What is asked —
Extract and list every line that contains the word "себя".

* START Records for the task *

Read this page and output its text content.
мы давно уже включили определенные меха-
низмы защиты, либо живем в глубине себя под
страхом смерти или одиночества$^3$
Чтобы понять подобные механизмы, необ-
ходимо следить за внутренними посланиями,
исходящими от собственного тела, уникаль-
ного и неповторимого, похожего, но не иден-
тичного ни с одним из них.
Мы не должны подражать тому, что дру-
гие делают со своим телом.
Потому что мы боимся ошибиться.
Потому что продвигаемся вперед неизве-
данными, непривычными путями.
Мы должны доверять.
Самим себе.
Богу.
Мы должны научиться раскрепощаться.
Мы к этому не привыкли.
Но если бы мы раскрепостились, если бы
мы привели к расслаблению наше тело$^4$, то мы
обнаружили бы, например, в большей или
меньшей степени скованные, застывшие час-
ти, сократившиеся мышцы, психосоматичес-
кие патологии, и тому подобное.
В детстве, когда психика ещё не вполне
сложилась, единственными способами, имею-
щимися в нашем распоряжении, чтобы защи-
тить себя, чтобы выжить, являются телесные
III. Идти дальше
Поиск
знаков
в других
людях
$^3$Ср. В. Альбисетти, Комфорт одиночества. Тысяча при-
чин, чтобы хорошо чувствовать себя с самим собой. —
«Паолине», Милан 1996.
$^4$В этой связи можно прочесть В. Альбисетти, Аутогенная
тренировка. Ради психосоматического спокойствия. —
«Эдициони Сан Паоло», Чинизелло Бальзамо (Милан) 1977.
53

* END Records for the task *

Written solution —
низмы защиты, либо живем в глубине себя под
тить себя, чтобы выжить, являются телесные
чин, чтобы хорошо чувствовать себя с самим собой. —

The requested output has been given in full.